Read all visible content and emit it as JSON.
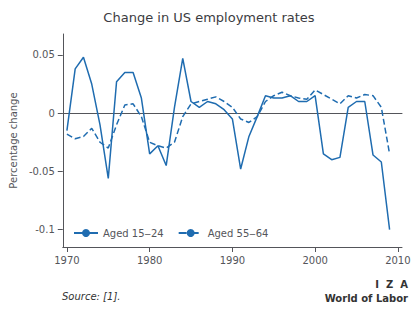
{
  "chart_data": {
    "type": "line",
    "title": "Change in US employment rates",
    "ylabel": "Percentage change",
    "annotations": [
      "Source: [1].",
      "I  Z  A",
      "World of Labor"
    ],
    "x": [
      1970,
      1971,
      1972,
      1973,
      1974,
      1975,
      1976,
      1977,
      1978,
      1979,
      1980,
      1981,
      1982,
      1983,
      1984,
      1985,
      1986,
      1987,
      1988,
      1989,
      1990,
      1991,
      1992,
      1993,
      1994,
      1995,
      1996,
      1997,
      1998,
      1999,
      2000,
      2001,
      2002,
      2003,
      2004,
      2005,
      2006,
      2007,
      2008,
      2009
    ],
    "series": [
      {
        "name": "Aged 15‒24",
        "color": "#1f6cb0",
        "line_style": "solid",
        "values": [
          -0.015,
          0.038,
          0.048,
          0.025,
          -0.01,
          -0.056,
          0.027,
          0.035,
          0.035,
          0.013,
          -0.035,
          -0.028,
          -0.045,
          0.005,
          0.047,
          0.01,
          0.005,
          0.01,
          0.008,
          0.003,
          -0.005,
          -0.048,
          -0.02,
          -0.003,
          0.015,
          0.013,
          0.013,
          0.015,
          0.01,
          0.01,
          0.015,
          -0.035,
          -0.04,
          -0.038,
          0.005,
          0.01,
          0.01,
          -0.036,
          -0.042,
          -0.1
        ]
      },
      {
        "name": "Aged 55‒64",
        "color": "#1f6cb0",
        "line_style": "dashed",
        "values": [
          -0.018,
          -0.022,
          -0.02,
          -0.013,
          -0.025,
          -0.03,
          -0.01,
          0.007,
          0.008,
          -0.003,
          -0.025,
          -0.028,
          -0.03,
          -0.025,
          -0.003,
          0.008,
          0.01,
          0.012,
          0.014,
          0.01,
          0.005,
          -0.005,
          -0.008,
          -0.003,
          0.01,
          0.015,
          0.018,
          0.015,
          0.013,
          0.012,
          0.02,
          0.016,
          0.012,
          0.008,
          0.015,
          0.013,
          0.016,
          0.015,
          0.005,
          -0.035
        ]
      }
    ],
    "xlim": [
      1969.5,
      2010.5
    ],
    "ylim": [
      -0.115,
      0.068
    ],
    "xticks": [
      1970,
      1980,
      1990,
      2000,
      2010
    ],
    "yticks": [
      -0.1,
      -0.05,
      0,
      0.05
    ],
    "grid": false,
    "legend": "lower left"
  }
}
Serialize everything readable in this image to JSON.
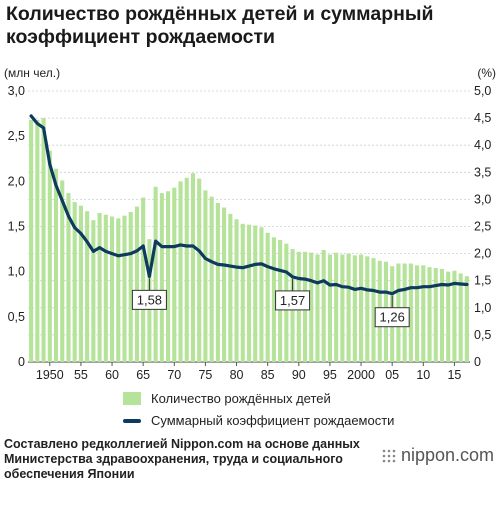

═══

| SET TASK |
Omit the images and transcribe all of the records above word for word.

| ANSWER TO THE PROBLEM |
Read all visible content and emit it as JSON.
{
  "chart_data": {
    "type": "line",
    "title": "Change in US employment rates",
    "ylabel": "Percentage change",
    "annotations": [
      "Source: [1].",
      "I  Z  A",
      "World of Labor"
    ],
    "x": [
      1970,
      1971,
      1972,
      1973,
      1974,
      1975,
      1976,
      1977,
      1978,
      1979,
      1980,
      1981,
      1982,
      1983,
      1984,
      1985,
      1986,
      1987,
      1988,
      1989,
      1990,
      1991,
      1992,
      1993,
      1994,
      1995,
      1996,
      1997,
      1998,
      1999,
      2000,
      2001,
      2002,
      2003,
      2004,
      2005,
      2006,
      2007,
      2008,
      2009
    ],
    "series": [
      {
        "name": "Aged 15‒24",
        "color": "#1f6cb0",
        "line_style": "solid",
        "values": [
          -0.015,
          0.038,
          0.048,
          0.025,
          -0.01,
          -0.056,
          0.027,
          0.035,
          0.035,
          0.013,
          -0.035,
          -0.028,
          -0.045,
          0.005,
          0.047,
          0.01,
          0.005,
          0.01,
          0.008,
          0.003,
          -0.005,
          -0.048,
          -0.02,
          -0.003,
          0.015,
          0.013,
          0.013,
          0.015,
          0.01,
          0.01,
          0.015,
          -0.035,
          -0.04,
          -0.038,
          0.005,
          0.01,
          0.01,
          -0.036,
          -0.042,
          -0.1
        ]
      },
      {
        "name": "Aged 55‒64",
        "color": "#1f6cb0",
        "line_style": "dashed",
        "values": [
          -0.018,
          -0.022,
          -0.02,
          -0.013,
          -0.025,
          -0.03,
          -0.01,
          0.007,
          0.008,
          -0.003,
          -0.025,
          -0.028,
          -0.03,
          -0.025,
          -0.003,
          0.008,
          0.01,
          0.012,
          0.014,
          0.01,
          0.005,
          -0.005,
          -0.008,
          -0.003,
          0.01,
          0.015,
          0.018,
          0.015,
          0.013,
          0.012,
          0.02,
          0.016,
          0.012,
          0.008,
          0.015,
          0.013,
          0.016,
          0.015,
          0.005,
          -0.035
        ]
      }
    ],
    "xlim": [
      1969.5,
      2010.5
    ],
    "ylim": [
      -0.115,
      0.068
    ],
    "xticks": [
      1970,
      1980,
      1990,
      2000,
      2010
    ],
    "yticks": [
      -0.1,
      -0.05,
      0,
      0.05
    ],
    "grid": false,
    "legend": "lower left"
  }
}
Serialize everything readable in this image to JSON.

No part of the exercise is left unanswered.